What you will do
Each line of the material must be repeated precisely, with the pictures left out.

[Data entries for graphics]
.....

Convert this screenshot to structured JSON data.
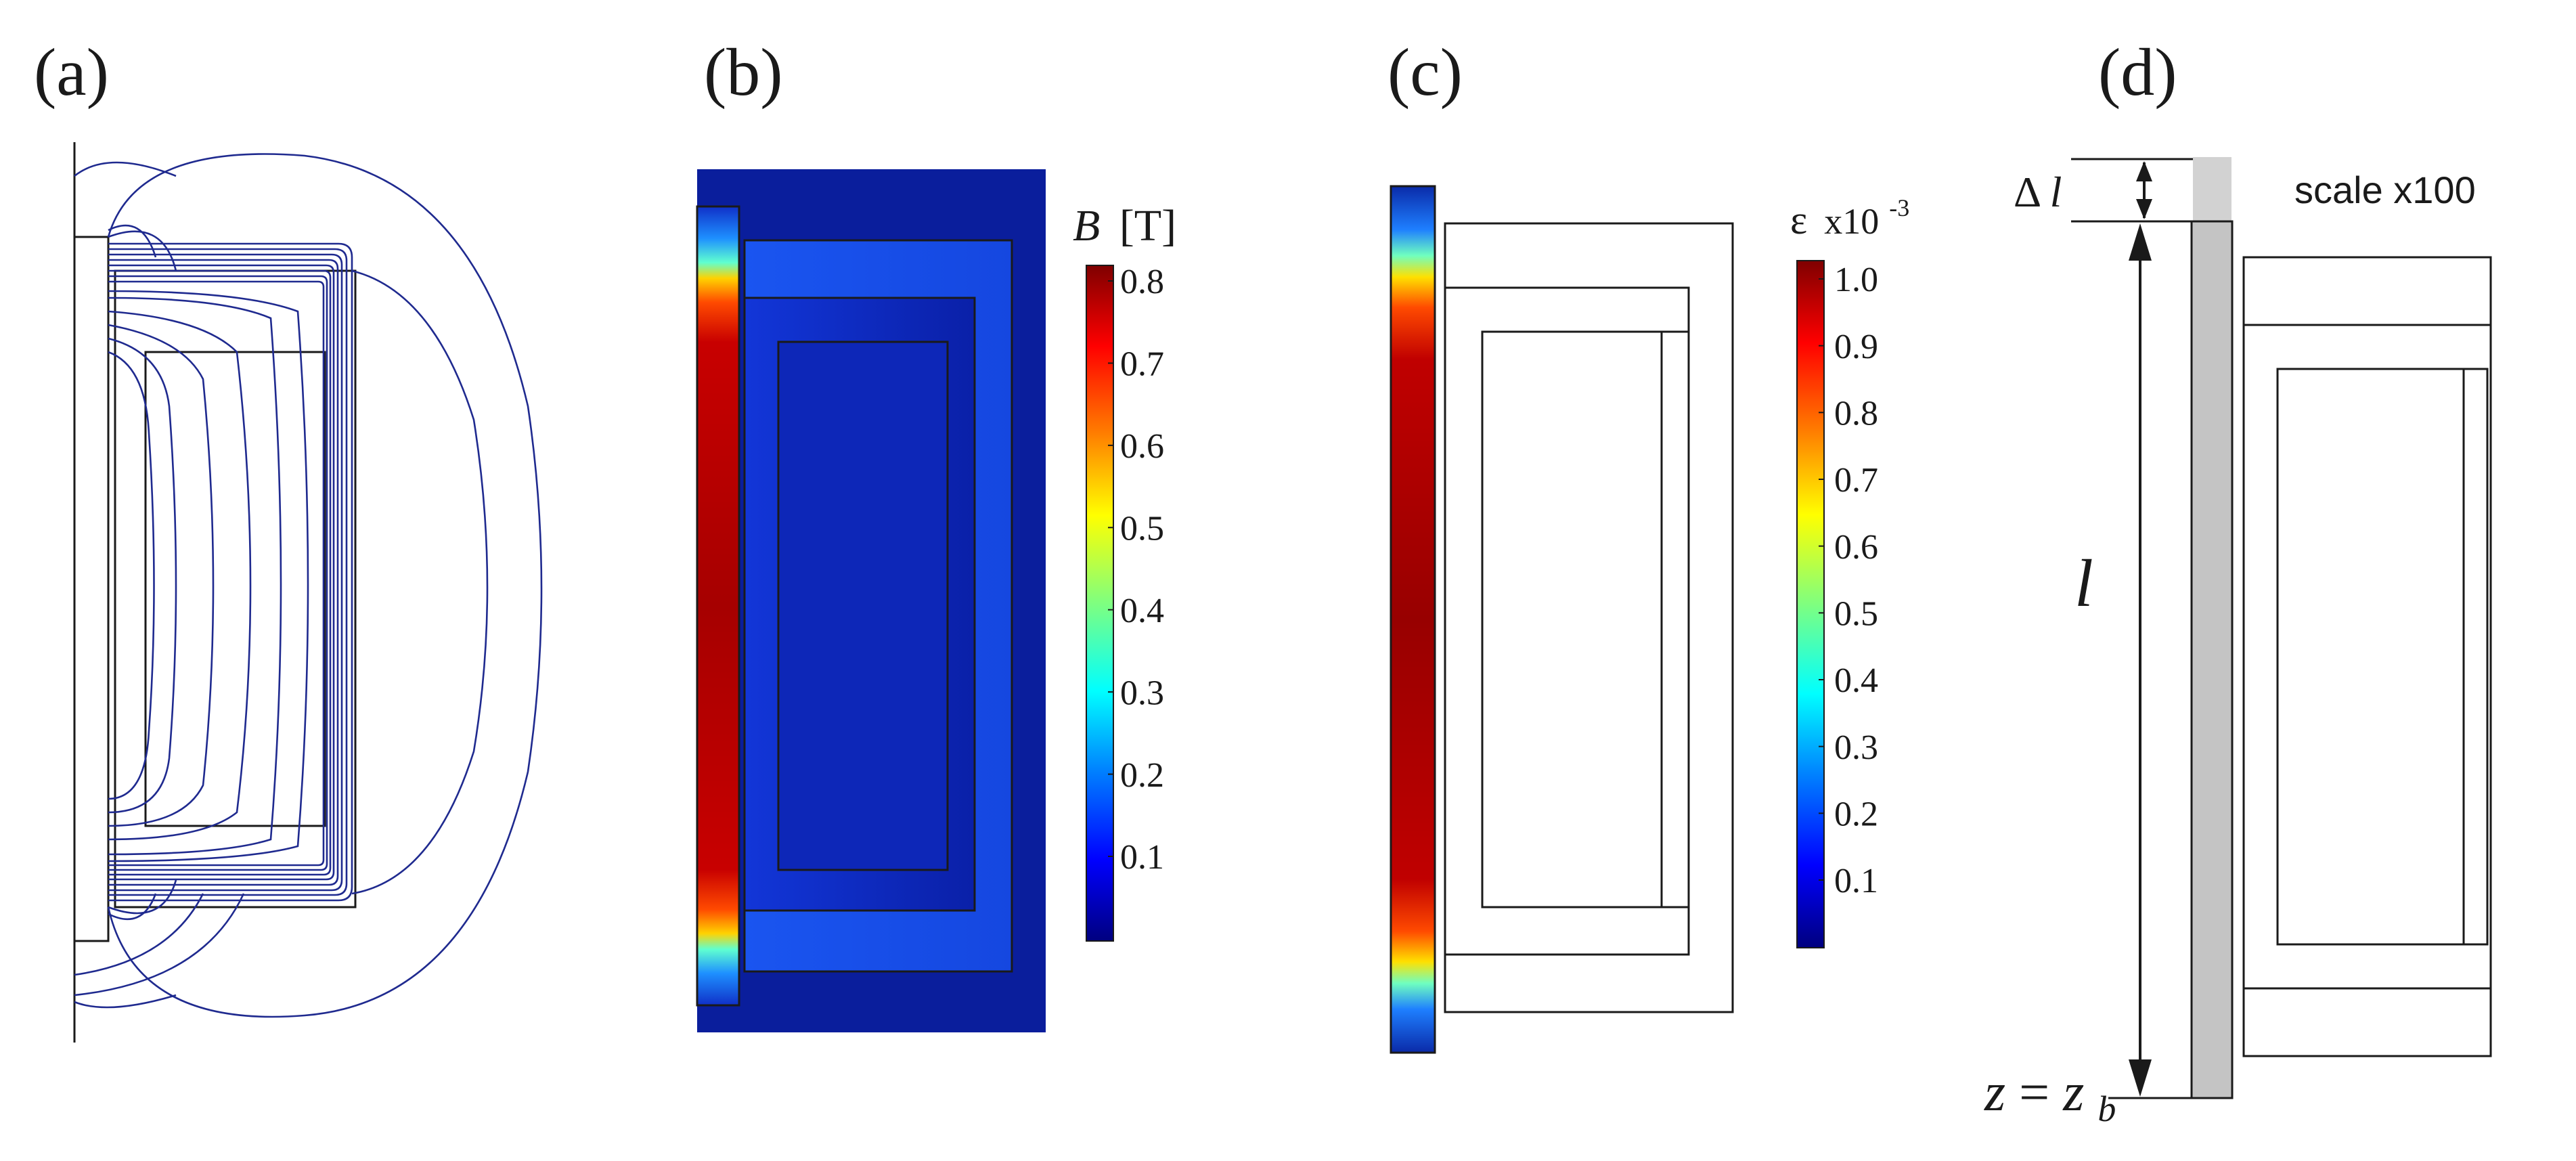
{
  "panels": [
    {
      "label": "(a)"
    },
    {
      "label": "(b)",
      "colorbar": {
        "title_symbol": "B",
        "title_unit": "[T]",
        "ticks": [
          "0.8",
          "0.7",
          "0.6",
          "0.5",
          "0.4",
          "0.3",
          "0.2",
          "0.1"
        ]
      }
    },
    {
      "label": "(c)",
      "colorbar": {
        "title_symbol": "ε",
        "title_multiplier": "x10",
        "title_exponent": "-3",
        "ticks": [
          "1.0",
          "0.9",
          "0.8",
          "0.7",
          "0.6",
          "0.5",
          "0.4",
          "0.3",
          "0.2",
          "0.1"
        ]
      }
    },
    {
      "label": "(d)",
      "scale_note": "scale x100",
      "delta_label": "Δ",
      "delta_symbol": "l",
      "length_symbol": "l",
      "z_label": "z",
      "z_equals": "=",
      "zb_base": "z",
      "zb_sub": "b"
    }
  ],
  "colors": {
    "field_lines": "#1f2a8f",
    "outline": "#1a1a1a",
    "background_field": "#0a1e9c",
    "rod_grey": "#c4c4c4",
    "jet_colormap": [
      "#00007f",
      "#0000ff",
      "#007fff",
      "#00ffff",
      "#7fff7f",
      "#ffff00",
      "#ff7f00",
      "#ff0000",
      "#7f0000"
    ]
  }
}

.....

Final result
Convert this screenshot to structured JSON data.
{
  "panels": [
    {
      "label": "(a)"
    },
    {
      "label": "(b)",
      "colorbar": {
        "title_symbol": "B",
        "title_unit": "[T]",
        "ticks": [
          "0.8",
          "0.7",
          "0.6",
          "0.5",
          "0.4",
          "0.3",
          "0.2",
          "0.1"
        ]
      }
    },
    {
      "label": "(c)",
      "colorbar": {
        "title_symbol": "ε",
        "title_multiplier": "x10",
        "title_exponent": "-3",
        "ticks": [
          "1.0",
          "0.9",
          "0.8",
          "0.7",
          "0.6",
          "0.5",
          "0.4",
          "0.3",
          "0.2",
          "0.1"
        ]
      }
    },
    {
      "label": "(d)",
      "scale_note": "scale x100",
      "delta_label": "Δ",
      "delta_symbol": "l",
      "length_symbol": "l",
      "z_label": "z",
      "z_equals": "=",
      "zb_base": "z",
      "zb_sub": "b"
    }
  ],
  "colors": {
    "field_lines": "#1f2a8f",
    "outline": "#1a1a1a",
    "background_field": "#0a1e9c",
    "rod_grey": "#c4c4c4",
    "jet_colormap": [
      "#00007f",
      "#0000ff",
      "#007fff",
      "#00ffff",
      "#7fff7f",
      "#ffff00",
      "#ff7f00",
      "#ff0000",
      "#7f0000"
    ]
  }
}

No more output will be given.